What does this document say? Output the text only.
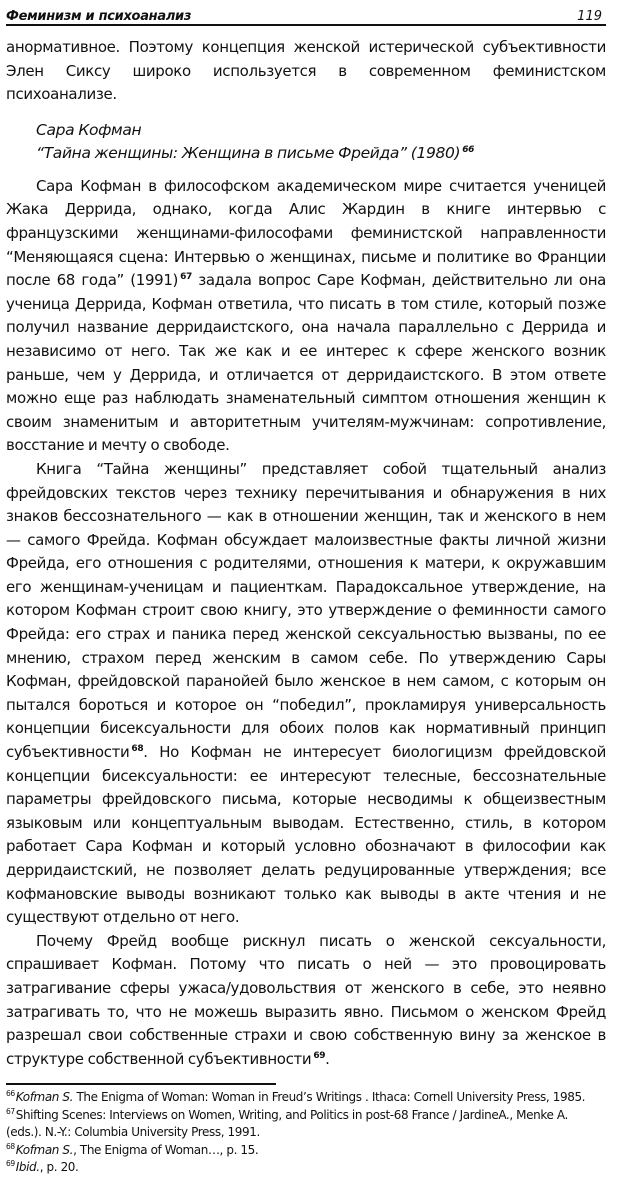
Феминизм и психоанализ	119

анормативное. Поэтому концепция женской истерической субъективности Элен Сиксу широко используется в современном феминистском психоанализе.

Сара Кофман
“Тайна женщины: Женщина в письме Фрейда” (1980) $^{66}$

Сара Кофман в философском академическом мире считается ученицей Жака Деррида, однако, когда Алис Жардин в книге интервью с французскими женщинами-философами феминистской направленности “Меняющаяся сцена: Интервью о женщинах, письме и политике во Франции после 68 года” (1991) $^{67}$ задала вопрос Саре Кофман, действительно ли она ученица Деррида, Кофман ответила, что писать в том стиле, который позже получил название дерридаистского, она начала параллельно с Деррида и независимо от него. Так же как и ее интерес к сфере женского возник раньше, чем у Деррида, и отличается от дерридаистского. В этом ответе можно еще раз наблюдать знаменательный симптом отношения женщин к своим знаменитым и авторитетным учителям-мужчинам: сопротивление, восстание и мечту о свободе.

Книга “Тайна женщины” представляет собой тщательный анализ фрейдовских текстов через технику перечитывания и обнаружения в них знаков бессознательного — как в отношении женщин, так и женского в нем — самого Фрейда. Кофман обсуждает малоизвестные факты личной жизни Фрейда, его отношения с родителями, отношения к матери, к окружавшим его женщинам-ученицам и пациенткам. Парадоксальное утверждение, на котором Кофман строит свою книгу, это утверждение о феминности самого Фрейда: его страх и паника перед женской сексуальностью вызваны, по ее мнению, страхом перед женским в самом себе. По утверждению Сары Кофман, фрейдовской паранойей было женское в нем самом, с которым он пытался бороться и которое он “победил”, прокламируя универсальность концепции бисексуальности для обоих полов как нормативный принцип субъективности $^{68}$. Но Кофман не интересует биологицизм фрейдовской концепции бисексуальности: ее интересуют телесные, бессознательные параметры фрейдовского письма, которые несводимы к общеизвестным языковым или концептуальным выводам. Естественно, стиль, в котором работает Сара Кофман и который условно обозначают в философии как дерридаистский, не позволяет делать редуцированные утверждения; все кофмановские выводы возникают только как выводы в акте чтения и не существуют отдельно от него.

Почему Фрейд вообще рискнул писать о женской сексуальности, спрашивает Кофман. Потому что писать о ней — это провоцировать затрагивание сферы ужаса/удовольствия от женского в себе, это неявно затрагивать то, что не можешь выразить явно. Письмом о женском Фрейд разрешал свои собственные страхи и свою собственную вину за женское в структуре собственной субъективности $^{69}$.

$^{66}$Kofman S. The Enigma of Woman: Woman in Freud’s Writings . Ithaca: Cornell University Press, 1985.
$^{67}$Shifting Scenes: Interviews on Women, Writing, and Politics in post-68 France / JardineA., Menke A. (eds.). N.-Y.: Columbia University Press, 1991.
$^{68}$Kofman S., The Enigma of Woman…, p. 15.
$^{69}$Ibid., p. 20.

# [Goal of the exercise]
Copy each line from the data above that includes "University".

# [Solution for this exercise]
$^{66}$Kofman S. The Enigma of Woman: Woman in Freud’s Writings . Ithaca: Cornell University Press, 1985.
$^{67}$Shifting Scenes: Interviews on Women, Writing, and Politics in post-68 France / JardineA., Menke A. (eds.). N.-Y.: Columbia University Press, 1991.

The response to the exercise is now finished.